Task input:
☆ ☆ ☆

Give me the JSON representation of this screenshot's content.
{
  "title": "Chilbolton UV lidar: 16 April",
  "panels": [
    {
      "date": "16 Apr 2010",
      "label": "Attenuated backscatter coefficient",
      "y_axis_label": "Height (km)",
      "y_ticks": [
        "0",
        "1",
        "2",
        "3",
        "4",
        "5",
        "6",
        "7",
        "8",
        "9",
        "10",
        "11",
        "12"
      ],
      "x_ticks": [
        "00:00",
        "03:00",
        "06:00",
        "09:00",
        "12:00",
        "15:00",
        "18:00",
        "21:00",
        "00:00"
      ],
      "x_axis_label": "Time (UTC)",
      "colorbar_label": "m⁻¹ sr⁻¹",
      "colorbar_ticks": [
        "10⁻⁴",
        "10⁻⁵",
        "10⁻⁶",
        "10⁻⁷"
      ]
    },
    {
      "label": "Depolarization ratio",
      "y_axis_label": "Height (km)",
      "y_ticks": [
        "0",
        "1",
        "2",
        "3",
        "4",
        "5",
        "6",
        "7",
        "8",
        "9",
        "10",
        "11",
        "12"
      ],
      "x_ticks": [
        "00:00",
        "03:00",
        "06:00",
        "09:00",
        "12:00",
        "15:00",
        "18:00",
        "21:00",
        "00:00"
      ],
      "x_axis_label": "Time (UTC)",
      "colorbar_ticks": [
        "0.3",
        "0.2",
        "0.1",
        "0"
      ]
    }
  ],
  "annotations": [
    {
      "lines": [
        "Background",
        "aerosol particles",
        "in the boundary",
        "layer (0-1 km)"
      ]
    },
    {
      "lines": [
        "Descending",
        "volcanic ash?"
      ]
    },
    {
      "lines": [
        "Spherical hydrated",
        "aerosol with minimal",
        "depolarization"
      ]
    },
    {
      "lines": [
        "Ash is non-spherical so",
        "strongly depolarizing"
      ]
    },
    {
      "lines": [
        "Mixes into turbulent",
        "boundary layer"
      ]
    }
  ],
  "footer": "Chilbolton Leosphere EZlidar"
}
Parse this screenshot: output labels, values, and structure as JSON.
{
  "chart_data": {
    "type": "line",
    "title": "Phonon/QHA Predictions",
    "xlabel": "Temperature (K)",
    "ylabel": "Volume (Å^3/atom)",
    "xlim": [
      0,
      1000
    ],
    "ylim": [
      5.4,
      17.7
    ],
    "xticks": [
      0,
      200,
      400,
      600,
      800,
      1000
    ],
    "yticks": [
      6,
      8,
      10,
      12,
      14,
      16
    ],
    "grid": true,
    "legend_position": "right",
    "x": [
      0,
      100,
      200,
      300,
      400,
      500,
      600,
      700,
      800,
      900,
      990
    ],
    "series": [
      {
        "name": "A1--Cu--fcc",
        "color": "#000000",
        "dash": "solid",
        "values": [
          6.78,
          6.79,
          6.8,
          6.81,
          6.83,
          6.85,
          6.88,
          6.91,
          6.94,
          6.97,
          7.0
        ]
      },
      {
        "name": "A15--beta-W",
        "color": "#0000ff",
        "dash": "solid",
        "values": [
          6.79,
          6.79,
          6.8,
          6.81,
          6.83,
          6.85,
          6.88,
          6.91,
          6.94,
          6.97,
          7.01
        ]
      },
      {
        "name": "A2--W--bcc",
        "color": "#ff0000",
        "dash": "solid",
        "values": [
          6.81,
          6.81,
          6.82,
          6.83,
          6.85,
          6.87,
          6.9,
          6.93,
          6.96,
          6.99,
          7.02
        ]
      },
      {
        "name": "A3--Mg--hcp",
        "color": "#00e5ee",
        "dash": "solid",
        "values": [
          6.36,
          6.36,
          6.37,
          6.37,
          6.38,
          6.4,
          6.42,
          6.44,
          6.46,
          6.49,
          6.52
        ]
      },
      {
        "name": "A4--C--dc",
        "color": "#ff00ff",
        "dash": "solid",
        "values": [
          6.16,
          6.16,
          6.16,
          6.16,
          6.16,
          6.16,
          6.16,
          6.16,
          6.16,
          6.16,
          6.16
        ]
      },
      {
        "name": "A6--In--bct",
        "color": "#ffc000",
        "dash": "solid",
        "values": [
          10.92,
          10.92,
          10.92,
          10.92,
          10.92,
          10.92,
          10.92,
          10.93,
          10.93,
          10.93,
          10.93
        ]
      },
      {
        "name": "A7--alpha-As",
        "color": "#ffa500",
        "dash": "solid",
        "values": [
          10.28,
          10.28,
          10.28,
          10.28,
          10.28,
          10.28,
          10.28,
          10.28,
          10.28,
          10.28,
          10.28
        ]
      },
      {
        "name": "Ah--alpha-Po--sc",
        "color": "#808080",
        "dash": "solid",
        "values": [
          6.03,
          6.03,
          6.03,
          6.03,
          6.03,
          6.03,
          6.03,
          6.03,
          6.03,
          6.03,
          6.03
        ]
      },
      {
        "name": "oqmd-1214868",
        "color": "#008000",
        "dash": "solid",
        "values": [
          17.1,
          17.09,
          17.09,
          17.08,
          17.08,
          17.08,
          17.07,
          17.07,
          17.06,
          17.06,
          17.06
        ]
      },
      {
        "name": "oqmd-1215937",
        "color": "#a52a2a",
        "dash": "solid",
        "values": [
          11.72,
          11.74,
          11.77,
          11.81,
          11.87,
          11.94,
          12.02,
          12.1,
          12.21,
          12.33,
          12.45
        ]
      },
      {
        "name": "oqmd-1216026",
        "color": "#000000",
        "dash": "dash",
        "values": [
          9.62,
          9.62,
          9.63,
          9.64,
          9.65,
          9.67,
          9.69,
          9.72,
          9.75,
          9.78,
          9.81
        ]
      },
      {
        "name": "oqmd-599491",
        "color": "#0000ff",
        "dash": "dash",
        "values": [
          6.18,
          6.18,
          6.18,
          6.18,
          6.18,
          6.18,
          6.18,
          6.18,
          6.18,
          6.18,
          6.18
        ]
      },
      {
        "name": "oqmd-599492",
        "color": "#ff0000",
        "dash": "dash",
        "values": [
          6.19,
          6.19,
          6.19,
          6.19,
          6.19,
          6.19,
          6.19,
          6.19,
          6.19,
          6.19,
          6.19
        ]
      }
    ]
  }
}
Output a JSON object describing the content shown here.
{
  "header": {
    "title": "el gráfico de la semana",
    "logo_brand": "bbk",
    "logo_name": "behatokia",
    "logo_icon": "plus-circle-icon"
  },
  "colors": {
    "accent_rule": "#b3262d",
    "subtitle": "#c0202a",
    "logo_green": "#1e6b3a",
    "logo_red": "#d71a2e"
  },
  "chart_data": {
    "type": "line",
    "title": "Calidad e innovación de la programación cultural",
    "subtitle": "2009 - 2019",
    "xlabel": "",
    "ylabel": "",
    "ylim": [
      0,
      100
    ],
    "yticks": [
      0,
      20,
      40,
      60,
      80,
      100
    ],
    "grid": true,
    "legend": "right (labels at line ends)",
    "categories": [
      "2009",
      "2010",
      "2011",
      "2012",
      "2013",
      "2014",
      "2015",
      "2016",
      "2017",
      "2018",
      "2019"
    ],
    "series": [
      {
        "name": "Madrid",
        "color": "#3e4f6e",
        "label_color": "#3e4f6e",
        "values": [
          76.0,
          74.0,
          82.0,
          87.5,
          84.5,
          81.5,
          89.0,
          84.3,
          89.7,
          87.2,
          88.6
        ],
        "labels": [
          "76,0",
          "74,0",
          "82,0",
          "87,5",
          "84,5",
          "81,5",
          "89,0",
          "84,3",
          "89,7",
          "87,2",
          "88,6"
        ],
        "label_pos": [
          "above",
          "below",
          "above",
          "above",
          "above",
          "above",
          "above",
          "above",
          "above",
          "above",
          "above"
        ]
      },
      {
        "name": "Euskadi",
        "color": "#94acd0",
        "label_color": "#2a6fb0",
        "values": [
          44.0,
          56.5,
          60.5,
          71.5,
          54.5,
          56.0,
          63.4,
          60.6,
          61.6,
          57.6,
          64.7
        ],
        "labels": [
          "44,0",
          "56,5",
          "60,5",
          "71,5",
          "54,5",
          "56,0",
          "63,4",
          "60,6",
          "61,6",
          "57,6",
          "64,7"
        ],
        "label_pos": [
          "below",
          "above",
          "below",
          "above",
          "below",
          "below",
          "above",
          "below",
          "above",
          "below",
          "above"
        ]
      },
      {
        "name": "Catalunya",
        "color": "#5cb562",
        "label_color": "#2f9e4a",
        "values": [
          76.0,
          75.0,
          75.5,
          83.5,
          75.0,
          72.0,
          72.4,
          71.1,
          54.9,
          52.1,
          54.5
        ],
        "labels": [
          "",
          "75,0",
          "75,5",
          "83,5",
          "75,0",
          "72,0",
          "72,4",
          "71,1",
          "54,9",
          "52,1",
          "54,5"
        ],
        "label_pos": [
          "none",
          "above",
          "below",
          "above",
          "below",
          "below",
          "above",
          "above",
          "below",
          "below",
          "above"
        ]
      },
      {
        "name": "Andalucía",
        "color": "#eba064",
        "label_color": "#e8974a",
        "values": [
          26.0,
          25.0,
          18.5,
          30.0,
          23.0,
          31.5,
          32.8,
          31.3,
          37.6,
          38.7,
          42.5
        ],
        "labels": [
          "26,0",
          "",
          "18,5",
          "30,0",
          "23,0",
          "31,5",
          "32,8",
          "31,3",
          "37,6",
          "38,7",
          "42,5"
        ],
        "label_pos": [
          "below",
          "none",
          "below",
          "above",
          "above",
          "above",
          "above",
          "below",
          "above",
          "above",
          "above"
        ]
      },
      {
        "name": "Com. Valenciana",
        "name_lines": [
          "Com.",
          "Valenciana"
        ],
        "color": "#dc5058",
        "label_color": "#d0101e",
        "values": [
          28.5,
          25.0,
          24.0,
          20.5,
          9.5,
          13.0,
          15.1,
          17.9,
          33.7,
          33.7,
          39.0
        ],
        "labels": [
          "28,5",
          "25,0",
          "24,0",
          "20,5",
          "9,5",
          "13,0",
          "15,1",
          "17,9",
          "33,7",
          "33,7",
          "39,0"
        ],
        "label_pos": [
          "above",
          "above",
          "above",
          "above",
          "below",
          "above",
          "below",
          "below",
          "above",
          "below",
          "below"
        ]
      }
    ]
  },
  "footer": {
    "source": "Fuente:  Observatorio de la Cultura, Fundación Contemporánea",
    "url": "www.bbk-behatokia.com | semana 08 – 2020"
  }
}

☆ ☆ ☆

The exercise: Copy out every line of the listing that contains the string "footer".

Expected output:
  "footer": "Chilbolton Leosphere EZlidar"
  "footer": {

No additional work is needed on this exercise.